> EXERCISE:
Give only the number of lines that contain the word "County".

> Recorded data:
******************************

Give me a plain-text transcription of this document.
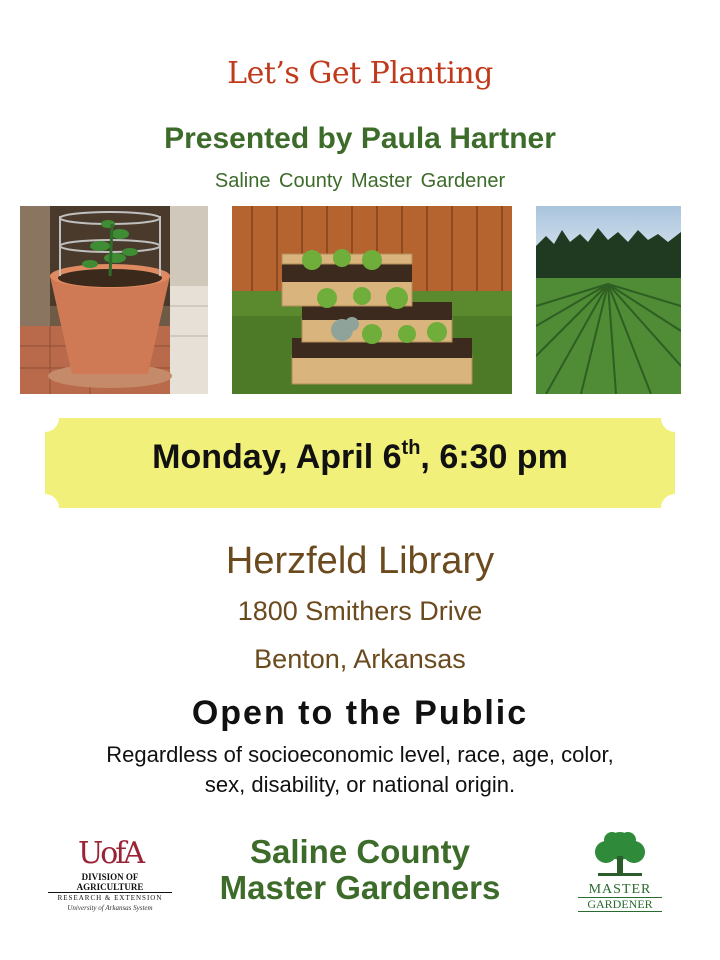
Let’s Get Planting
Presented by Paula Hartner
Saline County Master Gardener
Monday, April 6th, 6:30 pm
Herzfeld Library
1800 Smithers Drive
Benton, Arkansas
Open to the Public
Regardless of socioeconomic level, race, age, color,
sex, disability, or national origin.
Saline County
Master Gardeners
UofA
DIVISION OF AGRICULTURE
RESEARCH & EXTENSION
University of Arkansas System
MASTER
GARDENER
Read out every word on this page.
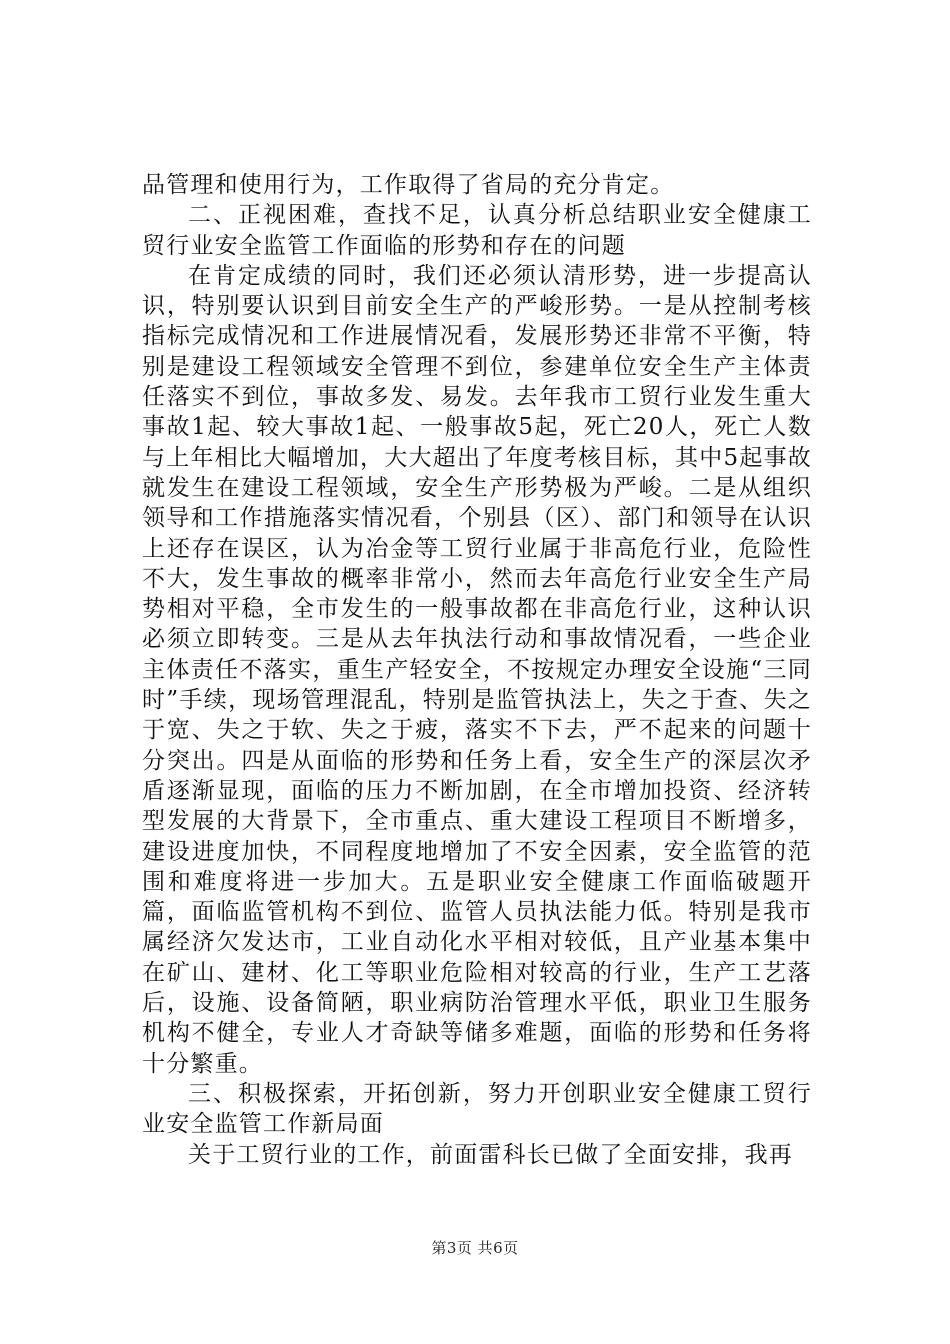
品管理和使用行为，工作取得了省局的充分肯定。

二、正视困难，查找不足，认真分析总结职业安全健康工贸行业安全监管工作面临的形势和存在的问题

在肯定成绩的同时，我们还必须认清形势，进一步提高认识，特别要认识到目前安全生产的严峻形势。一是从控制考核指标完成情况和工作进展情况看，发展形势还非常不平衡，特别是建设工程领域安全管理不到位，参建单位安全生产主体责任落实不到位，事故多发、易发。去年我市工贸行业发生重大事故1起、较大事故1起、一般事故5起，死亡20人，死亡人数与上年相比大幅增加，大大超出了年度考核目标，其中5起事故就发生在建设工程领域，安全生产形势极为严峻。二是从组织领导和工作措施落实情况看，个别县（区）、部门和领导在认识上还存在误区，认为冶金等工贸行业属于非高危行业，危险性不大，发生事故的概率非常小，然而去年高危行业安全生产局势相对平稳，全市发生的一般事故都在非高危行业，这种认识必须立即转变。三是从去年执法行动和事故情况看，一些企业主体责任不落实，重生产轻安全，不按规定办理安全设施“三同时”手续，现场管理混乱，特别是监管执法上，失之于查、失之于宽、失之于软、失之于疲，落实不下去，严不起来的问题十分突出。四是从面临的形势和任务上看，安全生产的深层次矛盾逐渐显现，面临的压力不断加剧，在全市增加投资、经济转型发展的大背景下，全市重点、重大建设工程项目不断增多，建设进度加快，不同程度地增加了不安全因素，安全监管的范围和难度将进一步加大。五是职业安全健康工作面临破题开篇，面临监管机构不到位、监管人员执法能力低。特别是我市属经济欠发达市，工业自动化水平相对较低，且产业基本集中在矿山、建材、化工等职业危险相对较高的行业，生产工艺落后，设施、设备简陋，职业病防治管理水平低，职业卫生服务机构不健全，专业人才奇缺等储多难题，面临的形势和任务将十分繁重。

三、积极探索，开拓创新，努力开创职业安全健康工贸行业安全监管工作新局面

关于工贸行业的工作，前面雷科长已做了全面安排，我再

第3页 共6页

******************************

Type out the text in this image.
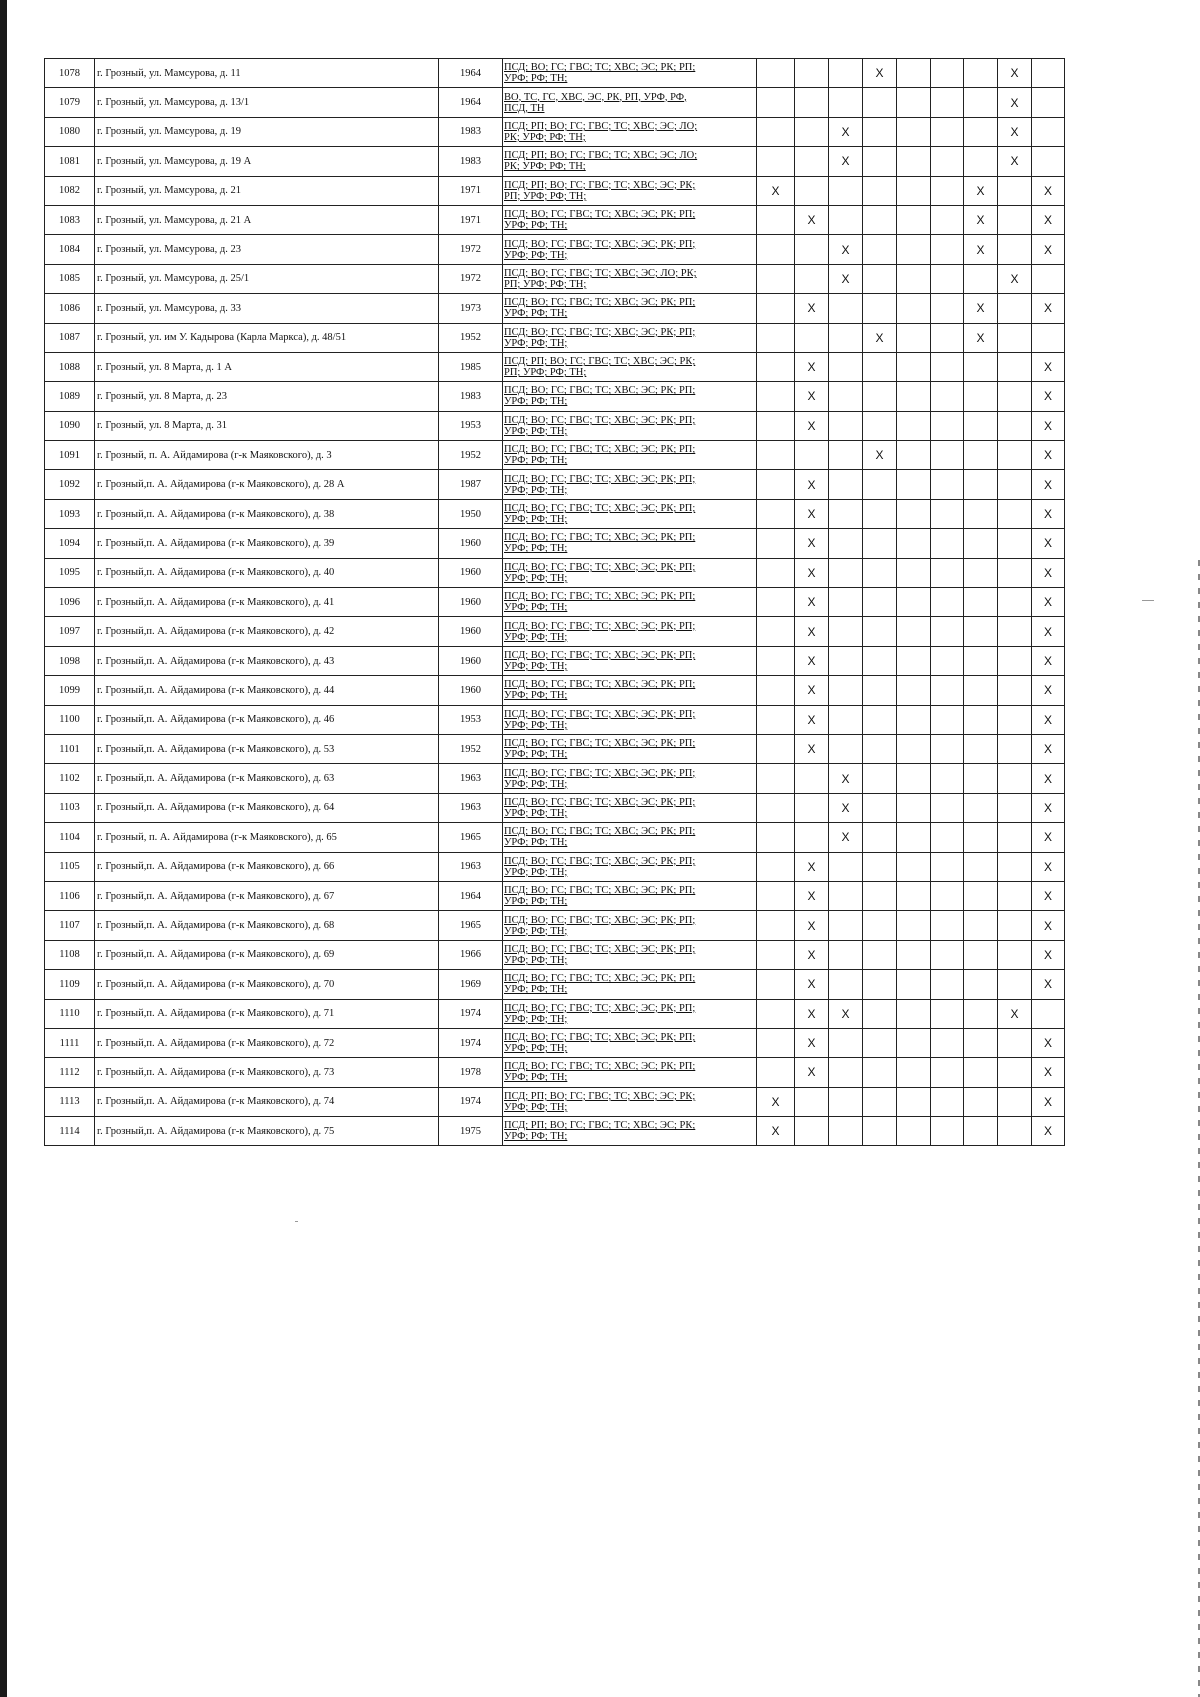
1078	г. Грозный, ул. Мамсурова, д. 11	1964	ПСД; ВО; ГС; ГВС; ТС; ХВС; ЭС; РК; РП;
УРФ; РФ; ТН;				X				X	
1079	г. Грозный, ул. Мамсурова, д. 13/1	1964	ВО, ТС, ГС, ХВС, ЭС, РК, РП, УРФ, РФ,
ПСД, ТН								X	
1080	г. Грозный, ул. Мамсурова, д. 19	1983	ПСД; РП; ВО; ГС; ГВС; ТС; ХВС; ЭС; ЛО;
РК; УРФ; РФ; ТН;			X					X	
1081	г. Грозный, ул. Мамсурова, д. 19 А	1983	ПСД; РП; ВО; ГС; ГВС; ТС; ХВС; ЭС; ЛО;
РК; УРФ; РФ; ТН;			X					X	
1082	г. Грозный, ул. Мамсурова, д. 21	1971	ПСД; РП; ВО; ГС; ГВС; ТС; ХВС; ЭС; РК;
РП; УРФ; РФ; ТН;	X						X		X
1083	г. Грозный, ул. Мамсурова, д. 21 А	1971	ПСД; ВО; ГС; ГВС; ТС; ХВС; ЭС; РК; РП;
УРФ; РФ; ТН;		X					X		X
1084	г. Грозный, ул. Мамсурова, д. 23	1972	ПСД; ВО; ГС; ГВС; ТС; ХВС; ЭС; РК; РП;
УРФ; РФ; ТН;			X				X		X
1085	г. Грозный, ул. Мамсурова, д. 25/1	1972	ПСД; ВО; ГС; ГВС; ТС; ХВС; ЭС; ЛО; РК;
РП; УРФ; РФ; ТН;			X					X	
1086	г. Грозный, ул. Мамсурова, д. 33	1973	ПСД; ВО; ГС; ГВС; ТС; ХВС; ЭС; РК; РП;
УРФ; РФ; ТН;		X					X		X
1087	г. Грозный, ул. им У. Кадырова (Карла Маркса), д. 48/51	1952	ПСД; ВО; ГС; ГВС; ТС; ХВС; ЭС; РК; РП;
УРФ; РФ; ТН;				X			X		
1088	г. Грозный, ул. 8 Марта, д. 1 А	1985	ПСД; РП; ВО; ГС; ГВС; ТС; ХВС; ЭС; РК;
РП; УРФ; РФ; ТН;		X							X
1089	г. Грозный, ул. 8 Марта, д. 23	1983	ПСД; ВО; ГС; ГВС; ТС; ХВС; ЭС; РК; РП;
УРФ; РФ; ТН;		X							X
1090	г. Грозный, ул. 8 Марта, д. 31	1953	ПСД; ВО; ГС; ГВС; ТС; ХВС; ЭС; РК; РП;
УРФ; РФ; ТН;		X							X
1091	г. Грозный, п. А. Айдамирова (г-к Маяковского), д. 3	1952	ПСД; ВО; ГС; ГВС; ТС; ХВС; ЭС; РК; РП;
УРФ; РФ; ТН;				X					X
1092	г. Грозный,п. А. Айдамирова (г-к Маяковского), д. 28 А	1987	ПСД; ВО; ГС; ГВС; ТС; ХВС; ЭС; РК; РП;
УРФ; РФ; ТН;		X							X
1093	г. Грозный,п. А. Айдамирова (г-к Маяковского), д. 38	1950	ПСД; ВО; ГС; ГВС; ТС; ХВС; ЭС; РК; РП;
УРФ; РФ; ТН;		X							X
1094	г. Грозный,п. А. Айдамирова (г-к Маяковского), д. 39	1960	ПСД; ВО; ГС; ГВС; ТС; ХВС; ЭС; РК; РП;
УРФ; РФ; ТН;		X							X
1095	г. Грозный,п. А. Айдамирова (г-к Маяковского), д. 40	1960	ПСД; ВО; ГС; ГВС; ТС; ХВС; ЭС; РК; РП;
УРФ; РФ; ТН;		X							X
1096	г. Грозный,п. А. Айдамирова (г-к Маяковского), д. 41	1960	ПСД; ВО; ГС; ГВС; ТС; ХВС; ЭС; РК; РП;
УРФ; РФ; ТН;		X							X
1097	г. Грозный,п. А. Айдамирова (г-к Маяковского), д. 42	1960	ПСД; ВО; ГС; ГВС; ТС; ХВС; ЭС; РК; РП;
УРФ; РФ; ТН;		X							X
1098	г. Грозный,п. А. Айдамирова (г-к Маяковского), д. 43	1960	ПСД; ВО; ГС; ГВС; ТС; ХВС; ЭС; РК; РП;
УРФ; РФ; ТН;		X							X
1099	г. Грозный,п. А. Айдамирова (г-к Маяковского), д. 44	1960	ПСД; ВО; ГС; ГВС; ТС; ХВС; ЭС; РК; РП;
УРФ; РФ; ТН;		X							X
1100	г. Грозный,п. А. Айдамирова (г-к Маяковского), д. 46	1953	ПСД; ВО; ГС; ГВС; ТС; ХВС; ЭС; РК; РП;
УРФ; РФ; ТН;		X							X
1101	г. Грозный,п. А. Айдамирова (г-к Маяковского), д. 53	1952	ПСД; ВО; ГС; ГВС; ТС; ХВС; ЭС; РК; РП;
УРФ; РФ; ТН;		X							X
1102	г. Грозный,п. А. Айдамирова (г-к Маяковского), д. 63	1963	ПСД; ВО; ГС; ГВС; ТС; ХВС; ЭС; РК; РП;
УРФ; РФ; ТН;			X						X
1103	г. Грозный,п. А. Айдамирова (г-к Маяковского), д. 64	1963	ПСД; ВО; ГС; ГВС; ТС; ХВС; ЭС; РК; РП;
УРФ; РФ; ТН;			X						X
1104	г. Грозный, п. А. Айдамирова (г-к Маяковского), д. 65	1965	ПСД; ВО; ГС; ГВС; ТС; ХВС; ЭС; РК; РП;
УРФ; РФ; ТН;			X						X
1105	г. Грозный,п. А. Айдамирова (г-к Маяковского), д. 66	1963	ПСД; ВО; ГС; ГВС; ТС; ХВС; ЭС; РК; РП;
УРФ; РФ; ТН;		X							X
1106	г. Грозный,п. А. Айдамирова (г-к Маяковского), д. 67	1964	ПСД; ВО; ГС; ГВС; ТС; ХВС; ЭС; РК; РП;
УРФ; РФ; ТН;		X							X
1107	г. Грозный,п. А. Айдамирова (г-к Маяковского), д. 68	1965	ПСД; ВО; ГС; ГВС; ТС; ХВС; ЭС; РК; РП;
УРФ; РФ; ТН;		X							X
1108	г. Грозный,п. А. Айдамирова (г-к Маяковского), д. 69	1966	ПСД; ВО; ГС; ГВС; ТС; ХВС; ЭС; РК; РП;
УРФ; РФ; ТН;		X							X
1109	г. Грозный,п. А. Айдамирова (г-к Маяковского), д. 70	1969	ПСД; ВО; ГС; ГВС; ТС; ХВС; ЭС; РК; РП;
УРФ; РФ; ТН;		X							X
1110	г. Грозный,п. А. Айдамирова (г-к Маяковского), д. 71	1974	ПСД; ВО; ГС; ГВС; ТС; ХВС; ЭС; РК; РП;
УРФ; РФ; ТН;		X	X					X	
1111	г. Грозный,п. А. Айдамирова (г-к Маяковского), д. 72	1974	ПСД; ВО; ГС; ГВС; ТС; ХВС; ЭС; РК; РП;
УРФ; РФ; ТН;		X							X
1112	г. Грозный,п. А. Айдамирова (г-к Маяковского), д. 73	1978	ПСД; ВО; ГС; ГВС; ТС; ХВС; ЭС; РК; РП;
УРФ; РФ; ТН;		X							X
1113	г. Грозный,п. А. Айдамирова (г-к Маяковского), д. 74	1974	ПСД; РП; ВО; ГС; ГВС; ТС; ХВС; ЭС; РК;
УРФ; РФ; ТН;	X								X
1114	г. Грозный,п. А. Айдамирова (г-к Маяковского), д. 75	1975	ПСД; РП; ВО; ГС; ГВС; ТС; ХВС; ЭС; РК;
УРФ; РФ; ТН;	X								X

******************************

> RESULT OF THE TASK:
2